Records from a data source
━━━━━━━━━━━━━━━━━━━━

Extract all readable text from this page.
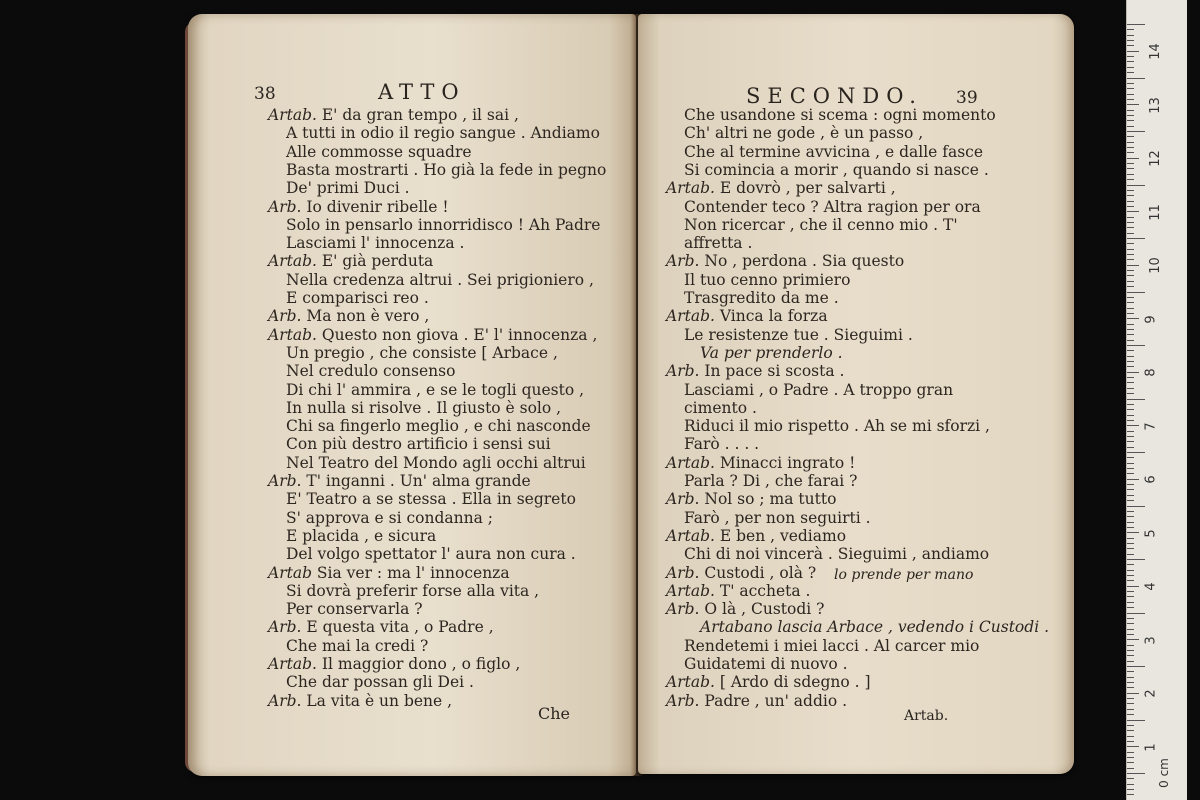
38	ATTO
Artab. E' da gran tempo , il sai ,
A tutti in odio il regio sangue . Andiamo
Alle commosse squadre
Basta mostrarti . Ho già la fede in pegno
De' primi Duci .
Arb. Io divenir ribelle !
Solo in pensarlo innorridisco ! Ah Padre
Lasciami l' innocenza .
Artab. E' già perduta
Nella credenza altrui . Sei prigioniero ,
E comparisci reo .
Arb. Ma non è vero ,
Artab. Questo non giova . E' l' innocenza ,
Un pregio , che consiste [ Arbace ,
Nel credulo consenso
Di chi l' ammira , e se le togli questo ,
In nulla si risolve . Il giusto è solo ,
Chi sa fingerlo meglio , e chi nasconde
Con più destro artificio i sensi sui
Nel Teatro del Mondo agli occhi altrui
Arb. T' inganni . Un' alma grande
E' Teatro a se stessa . Ella in segreto
S' approva e si condanna ;
E placida , e sicura
Del volgo spettator l' aura non cura .
Artab Sia ver : ma l' innocenza
Si dovrà preferir forse alla vita ,
Per conservarla ?
Arb. E questa vita , o Padre ,
Che mai la credi ?
Artab. Il maggior dono , o figlo ,
Che dar possan gli Dei .
Arb. La vita è un bene ,
Che
SECONDO. 39
Che usandone si scema : ogni momento
Ch' altri ne gode , è un passo ,
Che al termine avvicina , e dalle fasce
Si comincia a morir , quando si nasce .
Artab. E dovrò , per salvarti ,
Contender teco ? Altra ragion per ora
Non ricercar , che il cenno mio . T'
affretta .
Arb. No , perdona . Sia questo
Il tuo cenno primiero
Trasgredito da me .
Artab. Vinca la forza
Le resistenze tue . Sieguimi .
Va per prenderlo .
Arb. In pace si scosta .
Lasciami , o Padre . A troppo gran
cimento .
Riduci il mio rispetto . Ah se mi sforzi ,
Farò . . . .
Artab. Minacci ingrato !
Parla ? Di , che farai ?
Arb. Nol so ; ma tutto
Farò , per non seguirti .
Artab. E ben , vediamo
Chi di noi vincerà . Sieguimi , andiamo
Arb. Custodi , olà ?
Artab. T' accheta .
Arb. O là , Custodi ?
Artabano lascia Arbace , vedendo i Custodi .
Rendetemi i miei lacci . Al carcer mio
Guidatemi di nuovo .
Artab. [ Ardo di sdegno . ]
Arb. Padre , un' addio .
lo prende per mano
Artab.
14
13
12
11
10
9
8
7
6
5
4
3
2
1
0 cm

━━━━━━━━━━━━━━━━━━━━

Output each line exactly; omit every picture.

Extract all readable text from this page.
38	ATTO
Artab. E' da gran tempo , il sai ,
A tutti in odio il regio sangue . Andiamo
Alle commosse squadre
Basta mostrarti . Ho già la fede in pegno
De' primi Duci .
Arb. Io divenir ribelle !
Solo in pensarlo innorridisco ! Ah Padre
Lasciami l' innocenza .
Artab. E' già perduta
Nella credenza altrui . Sei prigioniero ,
E comparisci reo .
Arb. Ma non è vero ,
Artab. Questo non giova . E' l' innocenza ,
Un pregio , che consiste [ Arbace ,
Nel credulo consenso
Di chi l' ammira , e se le togli questo ,
In nulla si risolve . Il giusto è solo ,
Chi sa fingerlo meglio , e chi nasconde
Con più destro artificio i sensi sui
Nel Teatro del Mondo agli occhi altrui
Arb. T' inganni . Un' alma grande
E' Teatro a se stessa . Ella in segreto
S' approva e si condanna ;
E placida , e sicura
Del volgo spettator l' aura non cura .
Artab Sia ver : ma l' innocenza
Si dovrà preferir forse alla vita ,
Per conservarla ?
Arb. E questa vita , o Padre ,
Che mai la credi ?
Artab. Il maggior dono , o figlo ,
Che dar possan gli Dei .
Arb. La vita è un bene ,
Che
SECONDO. 39
Che usandone si scema : ogni momento
Ch' altri ne gode , è un passo ,
Che al termine avvicina , e dalle fasce
Si comincia a morir , quando si nasce .
Artab. E dovrò , per salvarti ,
Contender teco ? Altra ragion per ora
Non ricercar , che il cenno mio . T'
affretta .
Arb. No , perdona . Sia questo
Il tuo cenno primiero
Trasgredito da me .
Artab. Vinca la forza
Le resistenze tue . Sieguimi .
Va per prenderlo .
Arb. In pace si scosta .
Lasciami , o Padre . A troppo gran
cimento .
Riduci il mio rispetto . Ah se mi sforzi ,
Farò . . . .
Artab. Minacci ingrato !
Parla ? Di , che farai ?
Arb. Nol so ; ma tutto
Farò , per non seguirti .
Artab. E ben , vediamo
Chi di noi vincerà . Sieguimi , andiamo
Arb. Custodi , olà ?
Artab. T' accheta .
Arb. O là , Custodi ?
Artabano lascia Arbace , vedendo i Custodi .
Rendetemi i miei lacci . Al carcer mio
Guidatemi di nuovo .
Artab. [ Ardo di sdegno . ]
Arb. Padre , un' addio .
lo prende per mano
Artab.
14
13
12
11
10
9
8
7
6
5
4
3
2
1
0 cm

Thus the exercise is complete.